-------- Records shown

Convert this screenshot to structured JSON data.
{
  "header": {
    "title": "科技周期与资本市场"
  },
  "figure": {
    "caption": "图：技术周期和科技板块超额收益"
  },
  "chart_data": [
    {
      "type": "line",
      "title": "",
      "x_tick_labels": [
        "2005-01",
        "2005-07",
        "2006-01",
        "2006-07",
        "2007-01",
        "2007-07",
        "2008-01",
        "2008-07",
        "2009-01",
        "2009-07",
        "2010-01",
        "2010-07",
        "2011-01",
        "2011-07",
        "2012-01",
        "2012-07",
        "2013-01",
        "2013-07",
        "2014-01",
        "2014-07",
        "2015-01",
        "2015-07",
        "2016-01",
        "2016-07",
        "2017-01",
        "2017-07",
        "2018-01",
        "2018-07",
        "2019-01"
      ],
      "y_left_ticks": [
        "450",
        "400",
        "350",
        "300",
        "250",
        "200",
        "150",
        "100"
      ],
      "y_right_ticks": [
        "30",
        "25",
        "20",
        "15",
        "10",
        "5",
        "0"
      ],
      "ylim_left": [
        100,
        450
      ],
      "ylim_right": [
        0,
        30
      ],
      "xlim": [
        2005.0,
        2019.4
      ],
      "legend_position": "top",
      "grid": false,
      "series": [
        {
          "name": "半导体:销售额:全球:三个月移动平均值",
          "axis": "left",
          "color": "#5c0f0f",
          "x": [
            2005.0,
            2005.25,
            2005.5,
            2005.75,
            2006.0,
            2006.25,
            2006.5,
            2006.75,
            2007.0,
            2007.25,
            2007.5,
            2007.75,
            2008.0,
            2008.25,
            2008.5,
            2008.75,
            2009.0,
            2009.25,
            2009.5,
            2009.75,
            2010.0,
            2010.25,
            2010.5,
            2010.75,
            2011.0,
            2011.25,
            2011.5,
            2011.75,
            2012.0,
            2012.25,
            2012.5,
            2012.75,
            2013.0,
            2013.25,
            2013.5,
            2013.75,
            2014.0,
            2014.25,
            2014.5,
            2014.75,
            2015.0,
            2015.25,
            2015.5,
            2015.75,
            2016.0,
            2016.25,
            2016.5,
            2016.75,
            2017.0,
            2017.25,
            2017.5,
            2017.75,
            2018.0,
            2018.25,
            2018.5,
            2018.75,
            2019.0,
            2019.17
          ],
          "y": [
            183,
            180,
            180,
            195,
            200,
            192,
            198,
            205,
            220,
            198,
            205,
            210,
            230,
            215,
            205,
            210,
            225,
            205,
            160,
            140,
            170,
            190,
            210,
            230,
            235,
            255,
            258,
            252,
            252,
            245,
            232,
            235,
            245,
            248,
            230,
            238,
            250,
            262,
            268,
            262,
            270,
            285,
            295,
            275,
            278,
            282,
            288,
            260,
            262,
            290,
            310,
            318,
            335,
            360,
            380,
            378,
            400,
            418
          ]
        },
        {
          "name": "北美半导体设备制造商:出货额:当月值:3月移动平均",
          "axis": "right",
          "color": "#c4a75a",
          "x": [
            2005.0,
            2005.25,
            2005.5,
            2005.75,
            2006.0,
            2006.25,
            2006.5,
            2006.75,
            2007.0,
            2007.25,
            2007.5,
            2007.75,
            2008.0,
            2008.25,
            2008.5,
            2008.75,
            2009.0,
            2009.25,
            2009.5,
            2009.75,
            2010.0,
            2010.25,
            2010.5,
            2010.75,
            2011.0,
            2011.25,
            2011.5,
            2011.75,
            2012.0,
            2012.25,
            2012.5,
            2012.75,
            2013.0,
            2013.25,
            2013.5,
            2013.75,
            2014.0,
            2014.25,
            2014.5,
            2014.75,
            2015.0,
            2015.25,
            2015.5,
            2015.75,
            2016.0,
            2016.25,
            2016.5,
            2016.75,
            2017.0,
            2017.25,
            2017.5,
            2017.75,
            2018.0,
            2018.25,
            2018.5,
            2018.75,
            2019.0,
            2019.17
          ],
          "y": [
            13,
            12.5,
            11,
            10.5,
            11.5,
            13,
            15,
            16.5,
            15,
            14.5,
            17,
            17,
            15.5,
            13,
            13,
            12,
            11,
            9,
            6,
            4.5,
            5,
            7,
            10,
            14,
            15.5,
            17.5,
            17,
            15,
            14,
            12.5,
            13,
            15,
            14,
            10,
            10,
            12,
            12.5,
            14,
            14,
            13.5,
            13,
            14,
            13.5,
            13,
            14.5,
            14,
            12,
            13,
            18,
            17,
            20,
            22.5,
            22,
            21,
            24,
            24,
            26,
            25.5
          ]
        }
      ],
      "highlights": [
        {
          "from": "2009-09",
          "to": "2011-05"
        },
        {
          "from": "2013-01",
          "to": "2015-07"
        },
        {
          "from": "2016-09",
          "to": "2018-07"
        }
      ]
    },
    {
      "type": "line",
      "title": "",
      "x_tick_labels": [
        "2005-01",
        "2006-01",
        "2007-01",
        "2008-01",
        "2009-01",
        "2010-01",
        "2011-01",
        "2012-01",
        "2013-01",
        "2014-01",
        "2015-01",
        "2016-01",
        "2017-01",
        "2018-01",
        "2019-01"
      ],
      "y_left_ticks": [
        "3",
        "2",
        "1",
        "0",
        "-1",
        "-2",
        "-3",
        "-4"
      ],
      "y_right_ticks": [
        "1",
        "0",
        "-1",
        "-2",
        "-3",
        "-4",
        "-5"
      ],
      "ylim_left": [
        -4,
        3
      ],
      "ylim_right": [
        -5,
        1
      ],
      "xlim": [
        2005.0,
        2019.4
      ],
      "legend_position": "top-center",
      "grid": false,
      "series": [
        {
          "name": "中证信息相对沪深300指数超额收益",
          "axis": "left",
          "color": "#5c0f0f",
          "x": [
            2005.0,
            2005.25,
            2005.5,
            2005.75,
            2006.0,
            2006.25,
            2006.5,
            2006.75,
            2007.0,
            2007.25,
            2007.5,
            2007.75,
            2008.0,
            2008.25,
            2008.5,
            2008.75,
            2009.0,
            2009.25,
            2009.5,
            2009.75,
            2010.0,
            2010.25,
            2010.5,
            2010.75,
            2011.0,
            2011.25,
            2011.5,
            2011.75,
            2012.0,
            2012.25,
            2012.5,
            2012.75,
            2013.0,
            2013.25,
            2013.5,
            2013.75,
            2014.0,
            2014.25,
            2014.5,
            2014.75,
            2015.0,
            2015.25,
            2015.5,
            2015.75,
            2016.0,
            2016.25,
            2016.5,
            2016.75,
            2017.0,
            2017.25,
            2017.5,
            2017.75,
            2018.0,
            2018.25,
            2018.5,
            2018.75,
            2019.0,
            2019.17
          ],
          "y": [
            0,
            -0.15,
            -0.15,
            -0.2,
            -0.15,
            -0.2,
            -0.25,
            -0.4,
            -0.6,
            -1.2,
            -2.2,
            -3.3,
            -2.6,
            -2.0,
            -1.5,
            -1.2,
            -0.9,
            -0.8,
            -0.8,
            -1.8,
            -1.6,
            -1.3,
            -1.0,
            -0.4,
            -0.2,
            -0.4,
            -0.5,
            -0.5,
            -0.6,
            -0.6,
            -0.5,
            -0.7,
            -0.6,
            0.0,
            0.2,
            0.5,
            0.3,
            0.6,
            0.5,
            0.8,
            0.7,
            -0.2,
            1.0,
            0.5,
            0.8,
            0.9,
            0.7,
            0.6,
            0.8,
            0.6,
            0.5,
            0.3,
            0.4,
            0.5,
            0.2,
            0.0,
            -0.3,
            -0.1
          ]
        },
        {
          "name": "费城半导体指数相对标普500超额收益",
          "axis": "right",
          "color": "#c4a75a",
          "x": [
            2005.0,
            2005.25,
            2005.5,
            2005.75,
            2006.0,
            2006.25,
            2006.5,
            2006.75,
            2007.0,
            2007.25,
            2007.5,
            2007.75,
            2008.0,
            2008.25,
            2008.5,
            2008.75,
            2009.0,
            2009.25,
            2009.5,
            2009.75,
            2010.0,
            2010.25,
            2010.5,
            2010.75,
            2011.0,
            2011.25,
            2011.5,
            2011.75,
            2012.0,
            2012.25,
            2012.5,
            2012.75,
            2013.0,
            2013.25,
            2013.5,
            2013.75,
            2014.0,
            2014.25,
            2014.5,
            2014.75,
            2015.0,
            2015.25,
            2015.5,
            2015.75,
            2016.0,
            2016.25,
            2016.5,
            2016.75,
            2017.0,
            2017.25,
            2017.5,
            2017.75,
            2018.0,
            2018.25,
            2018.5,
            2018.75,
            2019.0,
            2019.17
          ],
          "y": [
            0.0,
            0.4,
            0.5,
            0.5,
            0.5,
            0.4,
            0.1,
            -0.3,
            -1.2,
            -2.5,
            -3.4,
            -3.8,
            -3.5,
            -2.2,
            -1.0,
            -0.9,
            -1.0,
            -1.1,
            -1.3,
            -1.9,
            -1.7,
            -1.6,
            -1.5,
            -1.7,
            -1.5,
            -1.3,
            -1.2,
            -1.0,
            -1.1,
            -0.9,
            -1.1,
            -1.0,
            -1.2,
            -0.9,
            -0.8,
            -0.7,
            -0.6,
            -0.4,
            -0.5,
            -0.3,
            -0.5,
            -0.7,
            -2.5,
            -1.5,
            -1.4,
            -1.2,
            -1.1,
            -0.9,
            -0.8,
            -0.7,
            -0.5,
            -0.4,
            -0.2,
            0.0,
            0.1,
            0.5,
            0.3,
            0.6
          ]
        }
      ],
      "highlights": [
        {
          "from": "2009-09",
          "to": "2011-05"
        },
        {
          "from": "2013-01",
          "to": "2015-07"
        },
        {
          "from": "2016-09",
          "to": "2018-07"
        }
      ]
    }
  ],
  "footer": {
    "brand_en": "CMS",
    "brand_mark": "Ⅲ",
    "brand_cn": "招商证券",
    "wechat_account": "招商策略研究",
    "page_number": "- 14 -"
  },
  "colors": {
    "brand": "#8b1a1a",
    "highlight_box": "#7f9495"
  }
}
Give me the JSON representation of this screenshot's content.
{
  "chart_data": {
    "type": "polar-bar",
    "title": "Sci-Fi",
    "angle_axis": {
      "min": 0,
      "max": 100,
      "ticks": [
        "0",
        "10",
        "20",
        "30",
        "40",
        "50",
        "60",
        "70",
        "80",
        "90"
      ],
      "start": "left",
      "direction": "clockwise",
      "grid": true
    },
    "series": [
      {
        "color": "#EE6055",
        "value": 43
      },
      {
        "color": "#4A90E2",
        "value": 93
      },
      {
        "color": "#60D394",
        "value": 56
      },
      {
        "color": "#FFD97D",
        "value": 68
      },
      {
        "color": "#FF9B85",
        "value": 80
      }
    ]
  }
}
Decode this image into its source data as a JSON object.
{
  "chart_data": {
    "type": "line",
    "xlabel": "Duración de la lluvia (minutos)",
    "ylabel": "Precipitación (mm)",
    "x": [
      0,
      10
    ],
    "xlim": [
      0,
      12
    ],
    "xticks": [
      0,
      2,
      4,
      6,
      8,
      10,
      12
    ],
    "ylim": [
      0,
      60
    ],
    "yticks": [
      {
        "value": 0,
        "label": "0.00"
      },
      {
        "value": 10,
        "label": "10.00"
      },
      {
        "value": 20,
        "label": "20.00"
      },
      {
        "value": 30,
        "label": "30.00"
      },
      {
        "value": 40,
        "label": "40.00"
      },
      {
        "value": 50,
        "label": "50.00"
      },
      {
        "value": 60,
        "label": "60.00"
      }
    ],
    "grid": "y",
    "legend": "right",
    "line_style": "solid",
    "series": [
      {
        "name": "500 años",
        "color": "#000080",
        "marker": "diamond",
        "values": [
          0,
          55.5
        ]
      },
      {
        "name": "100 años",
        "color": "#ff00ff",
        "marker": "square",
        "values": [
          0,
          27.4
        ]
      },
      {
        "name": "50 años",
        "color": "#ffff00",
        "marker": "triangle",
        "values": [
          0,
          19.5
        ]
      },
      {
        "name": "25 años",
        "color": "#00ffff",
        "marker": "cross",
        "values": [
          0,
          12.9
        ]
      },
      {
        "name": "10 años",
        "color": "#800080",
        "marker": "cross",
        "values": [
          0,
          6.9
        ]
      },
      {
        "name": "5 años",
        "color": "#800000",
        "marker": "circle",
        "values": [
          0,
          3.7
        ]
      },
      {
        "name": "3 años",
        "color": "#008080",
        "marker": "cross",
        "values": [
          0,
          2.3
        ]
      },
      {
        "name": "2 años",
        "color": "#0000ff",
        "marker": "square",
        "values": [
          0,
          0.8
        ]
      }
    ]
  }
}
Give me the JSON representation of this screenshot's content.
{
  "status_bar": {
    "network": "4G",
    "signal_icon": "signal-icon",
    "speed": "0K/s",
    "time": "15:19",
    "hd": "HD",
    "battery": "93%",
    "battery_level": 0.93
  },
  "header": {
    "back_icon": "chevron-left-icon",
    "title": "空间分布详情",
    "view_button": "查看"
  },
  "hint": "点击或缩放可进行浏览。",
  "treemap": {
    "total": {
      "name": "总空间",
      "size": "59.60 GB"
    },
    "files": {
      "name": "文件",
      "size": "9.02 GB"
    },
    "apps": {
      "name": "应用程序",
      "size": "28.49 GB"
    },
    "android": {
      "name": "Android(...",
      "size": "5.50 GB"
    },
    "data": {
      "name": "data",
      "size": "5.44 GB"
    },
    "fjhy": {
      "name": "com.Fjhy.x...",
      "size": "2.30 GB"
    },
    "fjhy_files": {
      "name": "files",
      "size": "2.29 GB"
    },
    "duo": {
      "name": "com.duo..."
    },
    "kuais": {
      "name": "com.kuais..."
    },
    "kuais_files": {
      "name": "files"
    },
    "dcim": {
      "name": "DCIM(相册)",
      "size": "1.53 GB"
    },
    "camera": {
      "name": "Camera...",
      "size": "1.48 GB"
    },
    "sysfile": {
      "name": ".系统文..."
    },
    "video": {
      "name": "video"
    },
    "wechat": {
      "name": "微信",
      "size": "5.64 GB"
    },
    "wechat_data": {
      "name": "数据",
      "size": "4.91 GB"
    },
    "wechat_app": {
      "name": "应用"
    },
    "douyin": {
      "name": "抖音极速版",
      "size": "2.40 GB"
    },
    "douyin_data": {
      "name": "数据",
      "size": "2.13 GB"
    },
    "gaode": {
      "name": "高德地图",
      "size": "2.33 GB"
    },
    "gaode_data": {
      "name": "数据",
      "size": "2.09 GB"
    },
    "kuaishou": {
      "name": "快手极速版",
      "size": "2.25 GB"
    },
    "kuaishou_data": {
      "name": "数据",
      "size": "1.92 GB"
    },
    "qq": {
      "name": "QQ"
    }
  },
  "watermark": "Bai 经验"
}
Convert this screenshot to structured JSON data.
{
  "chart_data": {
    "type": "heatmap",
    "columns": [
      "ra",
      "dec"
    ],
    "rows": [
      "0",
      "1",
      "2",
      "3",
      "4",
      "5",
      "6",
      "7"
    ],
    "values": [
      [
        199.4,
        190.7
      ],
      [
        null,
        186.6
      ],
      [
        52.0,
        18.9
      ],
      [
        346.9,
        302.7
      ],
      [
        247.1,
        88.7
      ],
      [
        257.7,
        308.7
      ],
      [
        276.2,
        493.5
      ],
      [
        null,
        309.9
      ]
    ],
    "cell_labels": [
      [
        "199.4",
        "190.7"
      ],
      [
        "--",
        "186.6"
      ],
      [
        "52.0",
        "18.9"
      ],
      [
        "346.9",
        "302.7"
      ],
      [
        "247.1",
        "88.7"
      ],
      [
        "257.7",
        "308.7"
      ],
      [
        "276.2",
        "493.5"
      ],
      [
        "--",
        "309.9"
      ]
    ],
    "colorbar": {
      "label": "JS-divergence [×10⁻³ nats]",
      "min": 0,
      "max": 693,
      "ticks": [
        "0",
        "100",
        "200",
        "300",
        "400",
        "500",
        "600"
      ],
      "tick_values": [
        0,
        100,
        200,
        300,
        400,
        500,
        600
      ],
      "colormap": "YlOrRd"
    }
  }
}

----------------

Return every line of the preceding records in which the word "grid" appears.

▶ [Complete response]:
      "grid": false,
      "grid": false,
      "grid": true
    "grid": "y",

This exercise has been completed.